** DATA TO USE **
+ + + + + + +

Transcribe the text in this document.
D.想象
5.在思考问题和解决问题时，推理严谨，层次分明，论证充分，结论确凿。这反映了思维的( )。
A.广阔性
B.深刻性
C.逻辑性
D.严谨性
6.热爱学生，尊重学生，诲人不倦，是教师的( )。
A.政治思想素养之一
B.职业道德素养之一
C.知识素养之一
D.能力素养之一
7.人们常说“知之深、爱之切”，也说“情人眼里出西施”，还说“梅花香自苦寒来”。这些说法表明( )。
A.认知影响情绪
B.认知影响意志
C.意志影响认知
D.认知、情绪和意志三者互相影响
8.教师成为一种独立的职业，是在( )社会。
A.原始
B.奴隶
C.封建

+ + + + + + +

** TASK DETAILS **
Extract the listing in its entirety and repeat it exactly.

** ANSWER TO THIS PROBLEM **
Transcribe the text in this document.
D.想象
5.在思考问题和解决问题时，推理严谨，层次分明，论证充分，结论确凿。这反映了思维的( )。
A.广阔性
B.深刻性
C.逻辑性
D.严谨性
6.热爱学生，尊重学生，诲人不倦，是教师的( )。
A.政治思想素养之一
B.职业道德素养之一
C.知识素养之一
D.能力素养之一
7.人们常说“知之深、爱之切”，也说“情人眼里出西施”，还说“梅花香自苦寒来”。这些说法表明( )。
A.认知影响情绪
B.认知影响意志
C.意志影响认知
D.认知、情绪和意志三者互相影响
8.教师成为一种独立的职业，是在( )社会。
A.原始
B.奴隶
C.封建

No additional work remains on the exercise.